[begin EXERCISE INPUT]
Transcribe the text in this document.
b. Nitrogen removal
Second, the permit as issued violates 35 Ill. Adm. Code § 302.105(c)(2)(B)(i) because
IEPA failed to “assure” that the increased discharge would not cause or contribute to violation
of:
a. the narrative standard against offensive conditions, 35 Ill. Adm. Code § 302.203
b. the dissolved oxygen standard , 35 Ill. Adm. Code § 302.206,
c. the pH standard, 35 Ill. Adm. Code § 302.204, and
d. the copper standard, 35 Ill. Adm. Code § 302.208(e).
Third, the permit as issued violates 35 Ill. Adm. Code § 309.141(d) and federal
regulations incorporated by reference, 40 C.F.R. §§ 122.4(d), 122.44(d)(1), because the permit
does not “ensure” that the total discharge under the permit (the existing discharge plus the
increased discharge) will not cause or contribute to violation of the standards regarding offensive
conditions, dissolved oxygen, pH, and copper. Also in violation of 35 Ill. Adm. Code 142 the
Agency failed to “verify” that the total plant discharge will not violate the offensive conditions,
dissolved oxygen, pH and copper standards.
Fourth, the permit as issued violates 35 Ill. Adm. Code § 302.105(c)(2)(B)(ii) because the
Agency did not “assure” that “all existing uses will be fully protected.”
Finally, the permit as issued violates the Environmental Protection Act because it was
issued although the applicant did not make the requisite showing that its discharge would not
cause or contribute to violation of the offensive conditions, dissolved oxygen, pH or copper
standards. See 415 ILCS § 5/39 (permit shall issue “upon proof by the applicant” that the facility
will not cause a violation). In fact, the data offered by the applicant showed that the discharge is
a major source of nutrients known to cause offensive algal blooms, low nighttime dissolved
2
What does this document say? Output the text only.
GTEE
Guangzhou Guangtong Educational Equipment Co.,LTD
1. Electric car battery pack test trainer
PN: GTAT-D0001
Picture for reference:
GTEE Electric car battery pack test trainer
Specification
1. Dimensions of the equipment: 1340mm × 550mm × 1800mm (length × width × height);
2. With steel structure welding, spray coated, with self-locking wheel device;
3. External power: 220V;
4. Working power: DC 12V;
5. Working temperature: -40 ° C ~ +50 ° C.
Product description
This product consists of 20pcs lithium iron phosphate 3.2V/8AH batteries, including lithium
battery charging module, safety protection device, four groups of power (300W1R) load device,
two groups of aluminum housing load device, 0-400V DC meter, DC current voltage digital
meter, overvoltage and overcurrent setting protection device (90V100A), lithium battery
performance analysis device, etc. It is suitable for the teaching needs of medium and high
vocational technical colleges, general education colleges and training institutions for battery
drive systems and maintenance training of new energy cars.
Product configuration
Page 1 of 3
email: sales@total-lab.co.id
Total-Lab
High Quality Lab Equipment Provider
[end EXERCISE INPUT]
Copy out every line of the data that includes the word "text".

Transcribe the text in this document.
What does this document say? Output the text only.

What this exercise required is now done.